* **The request**
Filter out everything except lines holding "организацией".

* **Information supplied**
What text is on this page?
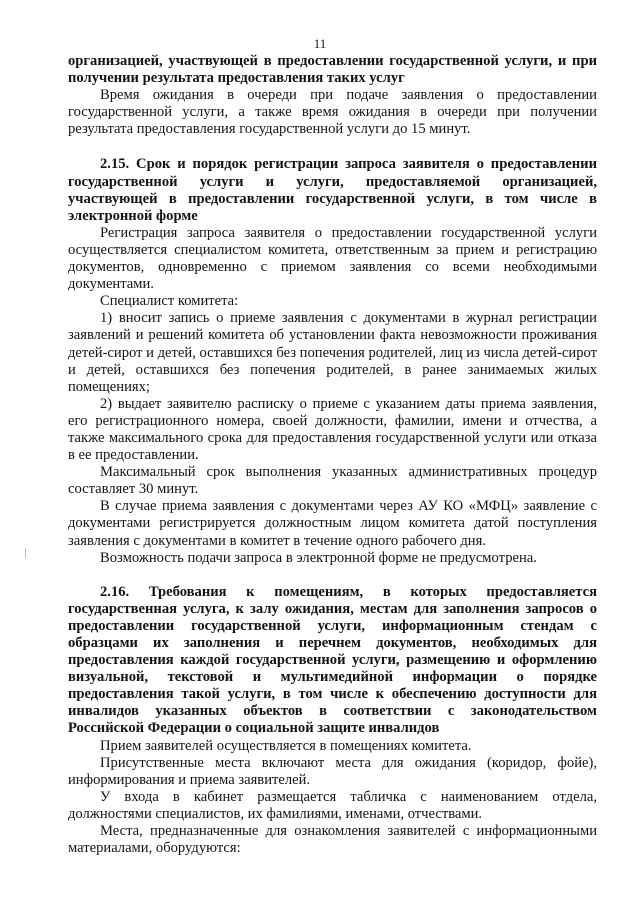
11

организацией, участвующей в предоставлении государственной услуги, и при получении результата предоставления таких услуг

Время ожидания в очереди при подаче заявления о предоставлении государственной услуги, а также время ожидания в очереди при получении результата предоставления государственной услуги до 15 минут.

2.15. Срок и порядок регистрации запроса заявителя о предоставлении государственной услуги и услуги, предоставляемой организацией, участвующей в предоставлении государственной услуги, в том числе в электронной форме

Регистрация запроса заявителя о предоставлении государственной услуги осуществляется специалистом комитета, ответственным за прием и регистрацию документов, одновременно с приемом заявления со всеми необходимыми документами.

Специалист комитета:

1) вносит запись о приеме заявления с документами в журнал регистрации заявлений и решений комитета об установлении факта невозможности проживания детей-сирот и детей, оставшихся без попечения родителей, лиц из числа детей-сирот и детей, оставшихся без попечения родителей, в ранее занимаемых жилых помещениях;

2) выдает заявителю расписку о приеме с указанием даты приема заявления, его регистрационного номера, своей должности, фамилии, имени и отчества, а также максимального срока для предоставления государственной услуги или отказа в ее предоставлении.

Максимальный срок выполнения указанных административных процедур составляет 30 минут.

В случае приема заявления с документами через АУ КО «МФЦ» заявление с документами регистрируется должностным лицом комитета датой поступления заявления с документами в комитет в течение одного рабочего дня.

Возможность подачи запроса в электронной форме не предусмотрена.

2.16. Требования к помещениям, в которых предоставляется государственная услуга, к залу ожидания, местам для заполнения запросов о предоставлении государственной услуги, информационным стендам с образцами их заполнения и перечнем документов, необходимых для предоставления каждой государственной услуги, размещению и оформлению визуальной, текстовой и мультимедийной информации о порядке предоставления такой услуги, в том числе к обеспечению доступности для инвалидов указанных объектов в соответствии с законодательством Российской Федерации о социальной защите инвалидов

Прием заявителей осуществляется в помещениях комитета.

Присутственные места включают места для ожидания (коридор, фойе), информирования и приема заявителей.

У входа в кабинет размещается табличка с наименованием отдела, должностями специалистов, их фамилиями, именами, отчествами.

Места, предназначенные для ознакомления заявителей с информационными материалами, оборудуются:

==

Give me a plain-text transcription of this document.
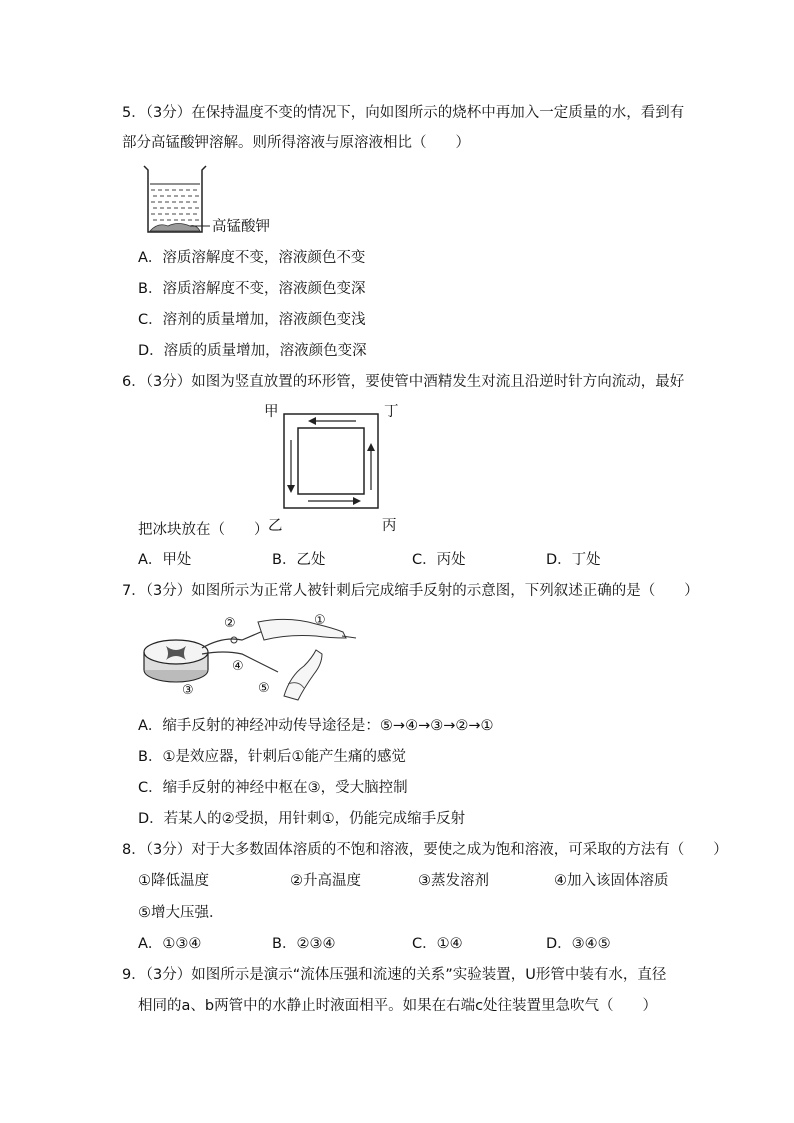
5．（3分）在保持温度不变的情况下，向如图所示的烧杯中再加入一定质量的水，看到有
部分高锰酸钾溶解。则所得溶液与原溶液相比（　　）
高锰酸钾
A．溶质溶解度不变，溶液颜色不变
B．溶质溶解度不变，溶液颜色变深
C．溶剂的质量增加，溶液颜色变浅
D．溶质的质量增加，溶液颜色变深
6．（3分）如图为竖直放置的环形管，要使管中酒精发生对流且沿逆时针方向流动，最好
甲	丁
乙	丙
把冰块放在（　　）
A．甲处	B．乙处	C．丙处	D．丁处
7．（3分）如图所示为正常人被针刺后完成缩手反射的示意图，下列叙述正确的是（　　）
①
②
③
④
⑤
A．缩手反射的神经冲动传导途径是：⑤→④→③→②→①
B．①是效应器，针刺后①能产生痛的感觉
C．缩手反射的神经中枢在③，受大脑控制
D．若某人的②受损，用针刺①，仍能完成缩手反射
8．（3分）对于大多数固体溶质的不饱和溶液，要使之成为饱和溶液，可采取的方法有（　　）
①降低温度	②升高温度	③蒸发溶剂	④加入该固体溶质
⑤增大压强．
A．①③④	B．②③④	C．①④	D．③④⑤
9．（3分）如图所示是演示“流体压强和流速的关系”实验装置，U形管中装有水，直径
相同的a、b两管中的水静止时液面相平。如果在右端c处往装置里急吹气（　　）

* **Response to this task**
организацией, участвующей в предоставлении государственной услуги, и при получении результата предоставления таких услуг
2.15. Срок и порядок регистрации запроса заявителя о предоставлении государственной услуги и услуги, предоставляемой организацией, участвующей в предоставлении государственной услуги, в том числе в электронной форме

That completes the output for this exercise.